> [AIM OF THE EXERCISE]:
Give an exact transcription of every line, dropping the images.

▶

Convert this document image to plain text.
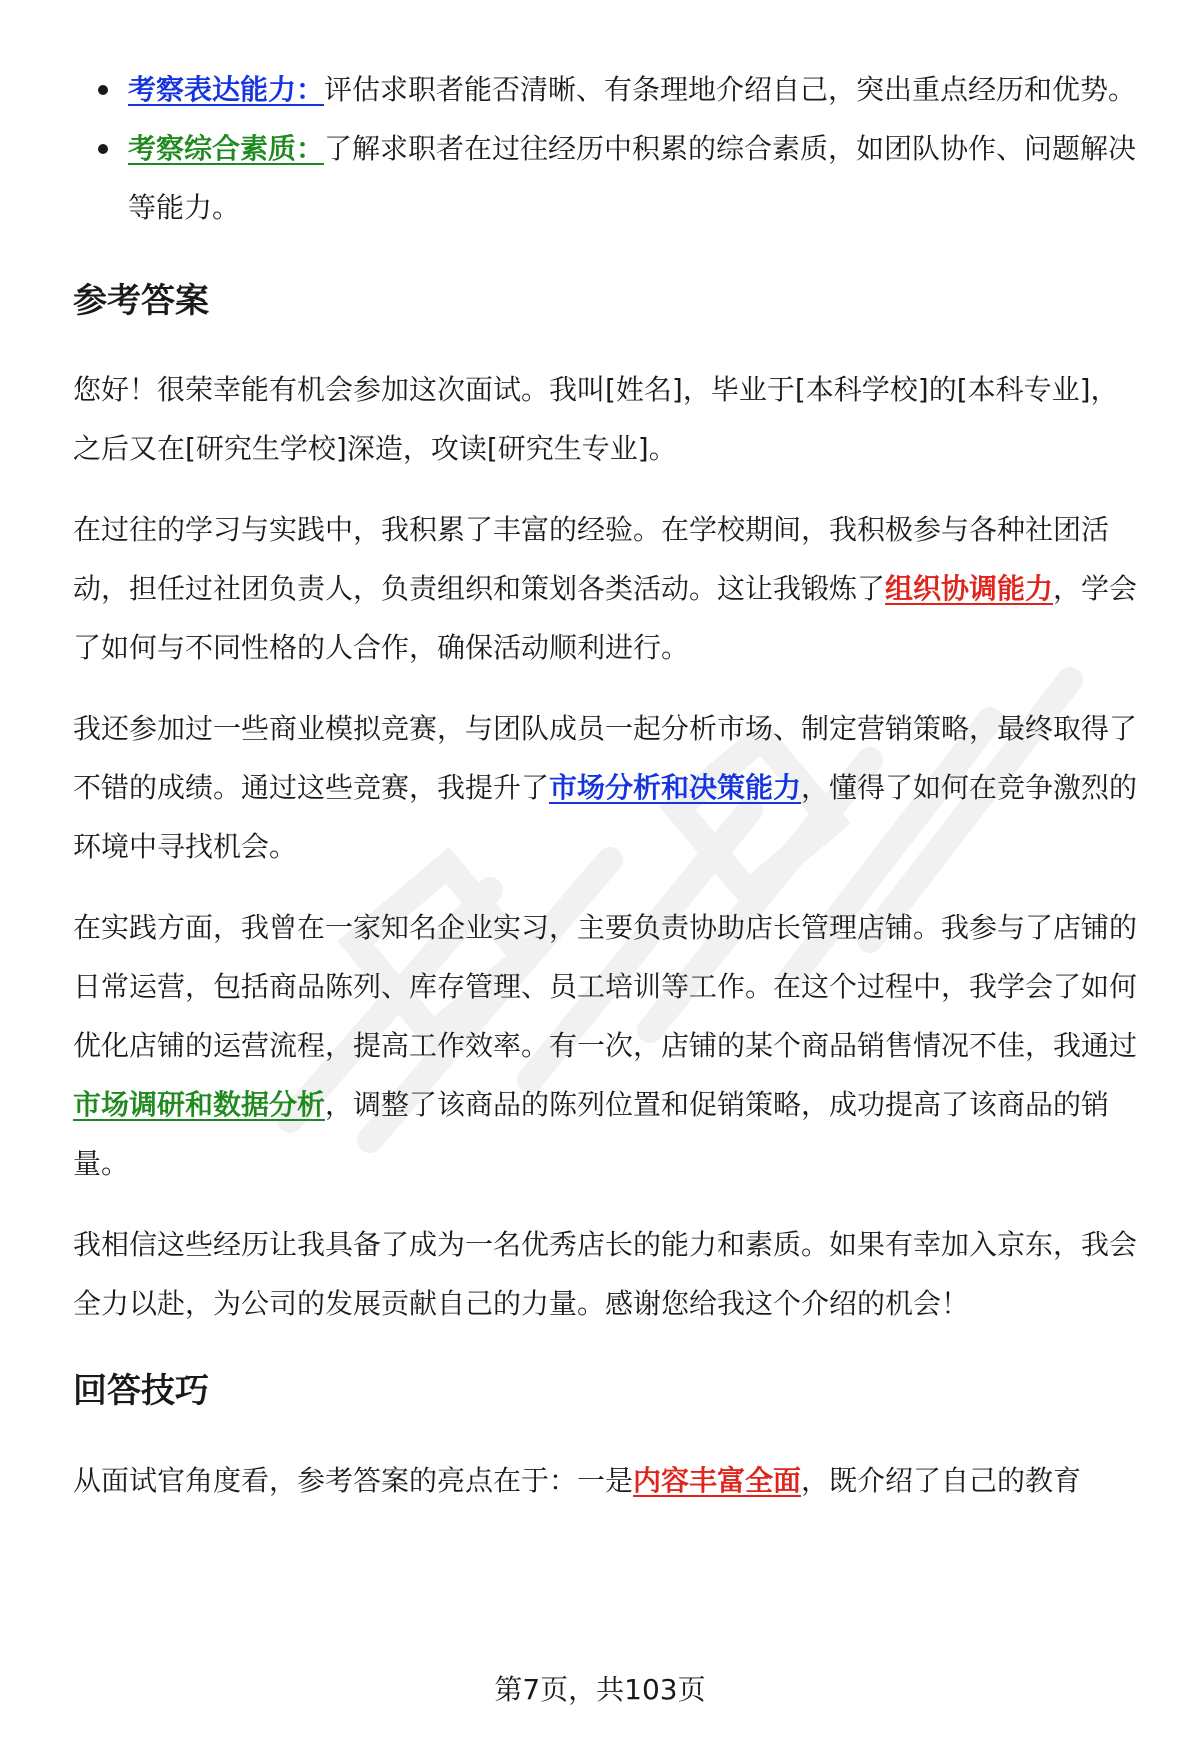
考察表达能力：评估求职者能否清晰、有条理地介绍自己，突出重点经历和优势。
考察综合素质：了解求职者在过往经历中积累的综合素质，如团队协作、问题解决等能力。
参考答案

您好！很荣幸能有机会参加这次面试。我叫[姓名]，毕业于[本科学校]的[本科专业]，之后又在[研究生学校]深造，攻读[研究生专业]。

在过往的学习与实践中，我积累了丰富的经验。在学校期间，我积极参与各种社团活动，担任过社团负责人，负责组织和策划各类活动。这让我锻炼了组织协调能力，学会了如何与不同性格的人合作，确保活动顺利进行。

我还参加过一些商业模拟竞赛，与团队成员一起分析市场、制定营销策略，最终取得了不错的成绩。通过这些竞赛，我提升了市场分析和决策能力，懂得了如何在竞争激烈的环境中寻找机会。

在实践方面，我曾在一家知名企业实习，主要负责协助店长管理店铺。我参与了店铺的日常运营，包括商品陈列、库存管理、员工培训等工作。在这个过程中，我学会了如何优化店铺的运营流程，提高工作效率。有一次，店铺的某个商品销售情况不佳，我通过市场调研和数据分析，调整了该商品的陈列位置和促销策略，成功提高了该商品的销量。

我相信这些经历让我具备了成为一名优秀店长的能力和素质。如果有幸加入京东，我会全力以赴，为公司的发展贡献自己的力量。感谢您给我这个介绍的机会！

回答技巧

从面试官角度看，参考答案的亮点在于：一是内容丰富全面，既介绍了自己的教育

第7页，共103页
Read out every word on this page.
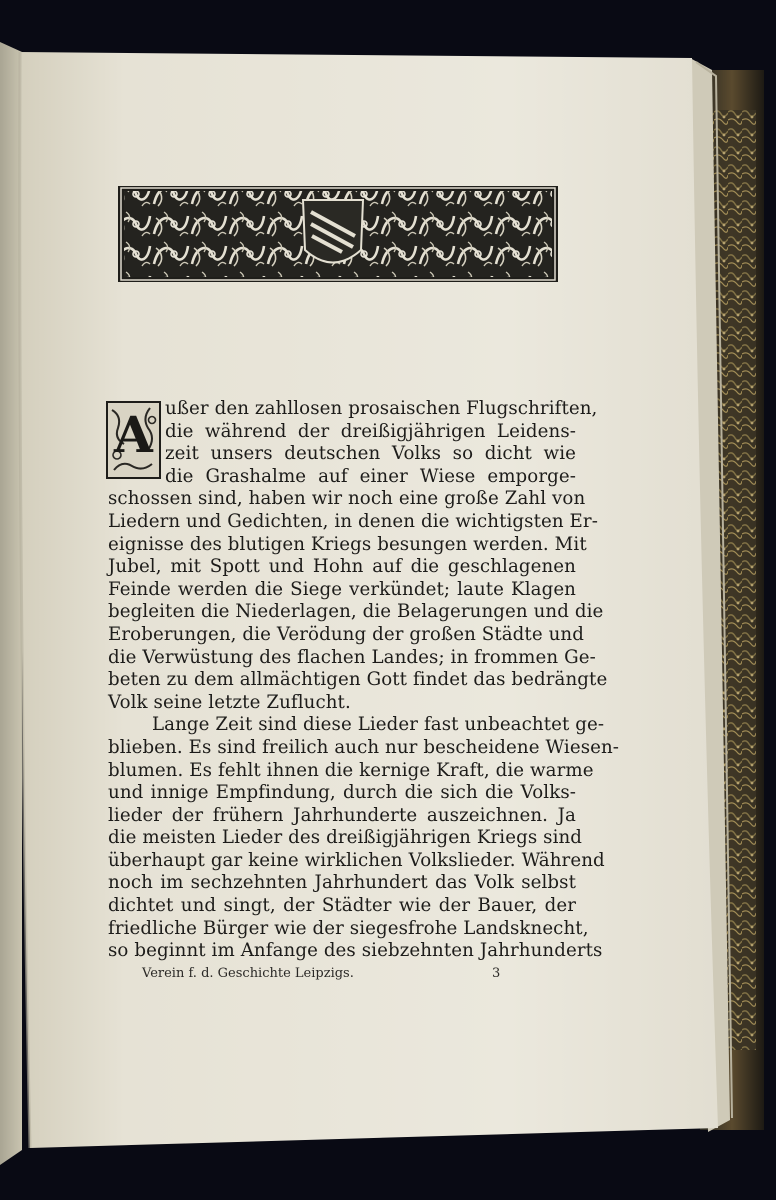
A ußer den zahllosen prosaischen Flugschriften,
die während der dreißigjährigen Leidens-
zeit unsers deutschen Volks so dicht wie
die Grashalme auf einer Wiese emporge-
schossen sind, haben wir noch eine große Zahl von
Liedern und Gedichten, in denen die wichtigsten Er-
eignisse des blutigen Kriegs besungen werden. Mit
Jubel, mit Spott und Hohn auf die geschlagenen
Feinde werden die Siege verkündet; laute Klagen
begleiten die Niederlagen, die Belagerungen und die
Eroberungen, die Verödung der großen Städte und
die Verwüstung des flachen Landes; in frommen Ge-
beten zu dem allmächtigen Gott findet das bedrängte
Volk seine letzte Zuflucht.
Lange Zeit sind diese Lieder fast unbeachtet ge-
blieben. Es sind freilich auch nur bescheidene Wiesen-
blumen. Es fehlt ihnen die kernige Kraft, die warme
und innige Empfindung, durch die sich die Volks-
lieder der frühern Jahrhunderte auszeichnen. Ja
die meisten Lieder des dreißigjährigen Kriegs sind
überhaupt gar keine wirklichen Volkslieder. Während
noch im sechzehnten Jahrhundert das Volk selbst
dichtet und singt, der Städter wie der Bauer, der
friedliche Bürger wie der siegesfrohe Landsknecht,
so beginnt im Anfange des siebzehnten Jahrhunderts
Verein f. d. Geschichte Leipzigs.	3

◀

> [TASK RESULT]:
Convert this document image to plain text.
考察表达能力：评估求职者能否清晰、有条理地介绍自己，突出重点经历和优势。
考察综合素质：了解求职者在过往经历中积累的综合素质，如团队协作、问题解决等能力。
参考答案

您好！很荣幸能有机会参加这次面试。我叫[姓名]，毕业于[本科学校]的[本科专业]，之后又在[研究生学校]深造，攻读[研究生专业]。

在过往的学习与实践中，我积累了丰富的经验。在学校期间，我积极参与各种社团活动，担任过社团负责人，负责组织和策划各类活动。这让我锻炼了组织协调能力，学会了如何与不同性格的人合作，确保活动顺利进行。

我还参加过一些商业模拟竞赛，与团队成员一起分析市场、制定营销策略，最终取得了不错的成绩。通过这些竞赛，我提升了市场分析和决策能力，懂得了如何在竞争激烈的环境中寻找机会。

在实践方面，我曾在一家知名企业实习，主要负责协助店长管理店铺。我参与了店铺的日常运营，包括商品陈列、库存管理、员工培训等工作。在这个过程中，我学会了如何优化店铺的运营流程，提高工作效率。有一次，店铺的某个商品销售情况不佳，我通过市场调研和数据分析，调整了该商品的陈列位置和促销策略，成功提高了该商品的销量。

我相信这些经历让我具备了成为一名优秀店长的能力和素质。如果有幸加入京东，我会全力以赴，为公司的发展贡献自己的力量。感谢您给我这个介绍的机会！

回答技巧

从面试官角度看，参考答案的亮点在于：一是内容丰富全面，既介绍了自己的教育

第7页，共103页
Read out every word on this page.
A ußer den zahllosen prosaischen Flugschriften,
die während der dreißigjährigen Leidens-
zeit unsers deutschen Volks so dicht wie
die Grashalme auf einer Wiese emporge-
schossen sind, haben wir noch eine große Zahl von
Liedern und Gedichten, in denen die wichtigsten Er-
eignisse des blutigen Kriegs besungen werden. Mit
Jubel, mit Spott und Hohn auf die geschlagenen
Feinde werden die Siege verkündet; laute Klagen
begleiten die Niederlagen, die Belagerungen und die
Eroberungen, die Verödung der großen Städte und
die Verwüstung des flachen Landes; in frommen Ge-
beten zu dem allmächtigen Gott findet das bedrängte
Volk seine letzte Zuflucht.
Lange Zeit sind diese Lieder fast unbeachtet ge-
blieben. Es sind freilich auch nur bescheidene Wiesen-
blumen. Es fehlt ihnen die kernige Kraft, die warme
und innige Empfindung, durch die sich die Volks-
lieder der frühern Jahrhunderte auszeichnen. Ja
die meisten Lieder des dreißigjährigen Kriegs sind
überhaupt gar keine wirklichen Volkslieder. Während
noch im sechzehnten Jahrhundert das Volk selbst
dichtet und singt, der Städter wie der Bauer, der
friedliche Bürger wie der siegesfrohe Landsknecht,
so beginnt im Anfange des siebzehnten Jahrhunderts
Verein f. d. Geschichte Leipzigs.	3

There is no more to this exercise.